Data extracted from a collection
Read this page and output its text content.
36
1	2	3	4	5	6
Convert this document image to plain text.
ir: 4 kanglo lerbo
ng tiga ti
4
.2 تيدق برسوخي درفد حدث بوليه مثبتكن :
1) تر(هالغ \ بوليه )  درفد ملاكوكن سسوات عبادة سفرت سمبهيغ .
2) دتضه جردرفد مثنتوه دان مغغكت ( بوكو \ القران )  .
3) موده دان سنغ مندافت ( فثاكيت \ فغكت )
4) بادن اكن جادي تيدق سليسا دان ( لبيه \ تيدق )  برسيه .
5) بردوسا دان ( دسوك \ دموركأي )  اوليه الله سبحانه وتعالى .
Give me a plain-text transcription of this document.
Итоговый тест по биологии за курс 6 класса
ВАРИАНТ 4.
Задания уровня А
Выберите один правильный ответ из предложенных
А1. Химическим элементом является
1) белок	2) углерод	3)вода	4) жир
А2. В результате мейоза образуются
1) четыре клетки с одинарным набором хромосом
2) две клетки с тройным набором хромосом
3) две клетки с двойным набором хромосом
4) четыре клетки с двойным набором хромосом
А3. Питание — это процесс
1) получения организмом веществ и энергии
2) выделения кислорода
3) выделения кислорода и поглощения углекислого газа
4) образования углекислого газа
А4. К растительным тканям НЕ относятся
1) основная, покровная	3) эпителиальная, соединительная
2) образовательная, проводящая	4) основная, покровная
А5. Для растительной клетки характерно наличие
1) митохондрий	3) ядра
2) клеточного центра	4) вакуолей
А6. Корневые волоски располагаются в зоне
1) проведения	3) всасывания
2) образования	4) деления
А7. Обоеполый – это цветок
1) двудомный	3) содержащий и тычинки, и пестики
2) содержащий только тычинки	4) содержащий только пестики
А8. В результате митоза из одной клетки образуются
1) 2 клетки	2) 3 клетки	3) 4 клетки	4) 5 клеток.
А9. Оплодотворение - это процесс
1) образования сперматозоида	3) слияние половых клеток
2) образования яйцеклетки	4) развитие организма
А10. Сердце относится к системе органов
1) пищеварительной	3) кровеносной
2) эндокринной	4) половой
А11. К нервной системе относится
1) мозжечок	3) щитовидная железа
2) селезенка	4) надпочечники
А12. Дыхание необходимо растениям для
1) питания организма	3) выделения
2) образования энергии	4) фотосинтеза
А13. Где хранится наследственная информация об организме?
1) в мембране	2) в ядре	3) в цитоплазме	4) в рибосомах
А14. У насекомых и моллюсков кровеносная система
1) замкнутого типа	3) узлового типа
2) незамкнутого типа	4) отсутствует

Work required: Each record above should be repeated exactly as it appears.

Solution to this task:
Read this page and output its text content.
36
1	2	3	4	5	6
Convert this document image to plain text.
ir: 4 kanglo lerbo
ng tiga ti
4
.2 تيدق برسوخي درفد حدث بوليه مثبتكن :
1) تر(هالغ \ بوليه )  درفد ملاكوكن سسوات عبادة سفرت سمبهيغ .
2) دتضه جردرفد مثنتوه دان مغغكت ( بوكو \ القران )  .
3) موده دان سنغ مندافت ( فثاكيت \ فغكت )
4) بادن اكن جادي تيدق سليسا دان ( لبيه \ تيدق )  برسيه .
5) بردوسا دان ( دسوك \ دموركأي )  اوليه الله سبحانه وتعالى .
Give me a plain-text transcription of this document.
Итоговый тест по биологии за курс 6 класса
ВАРИАНТ 4.
Задания уровня А
Выберите один правильный ответ из предложенных
А1. Химическим элементом является
1) белок	2) углерод	3)вода	4) жир
А2. В результате мейоза образуются
1) четыре клетки с одинарным набором хромосом
2) две клетки с тройным набором хромосом
3) две клетки с двойным набором хромосом
4) четыре клетки с двойным набором хромосом
А3. Питание — это процесс
1) получения организмом веществ и энергии
2) выделения кислорода
3) выделения кислорода и поглощения углекислого газа
4) образования углекислого газа
А4. К растительным тканям НЕ относятся
1) основная, покровная	3) эпителиальная, соединительная
2) образовательная, проводящая	4) основная, покровная
А5. Для растительной клетки характерно наличие
1) митохондрий	3) ядра
2) клеточного центра	4) вакуолей
А6. Корневые волоски располагаются в зоне
1) проведения	3) всасывания
2) образования	4) деления
А7. Обоеполый – это цветок
1) двудомный	3) содержащий и тычинки, и пестики
2) содержащий только тычинки	4) содержащий только пестики
А8. В результате митоза из одной клетки образуются
1) 2 клетки	2) 3 клетки	3) 4 клетки	4) 5 клеток.
А9. Оплодотворение - это процесс
1) образования сперматозоида	3) слияние половых клеток
2) образования яйцеклетки	4) развитие организма
А10. Сердце относится к системе органов
1) пищеварительной	3) кровеносной
2) эндокринной	4) половой
А11. К нервной системе относится
1) мозжечок	3) щитовидная железа
2) селезенка	4) надпочечники
А12. Дыхание необходимо растениям для
1) питания организма	3) выделения
2) образования энергии	4) фотосинтеза
А13. Где хранится наследственная информация об организме?
1) в мембране	2) в ядре	3) в цитоплазме	4) в рибосомах
А14. У насекомых и моллюсков кровеносная система
1) замкнутого типа	3) узлового типа
2) незамкнутого типа	4) отсутствует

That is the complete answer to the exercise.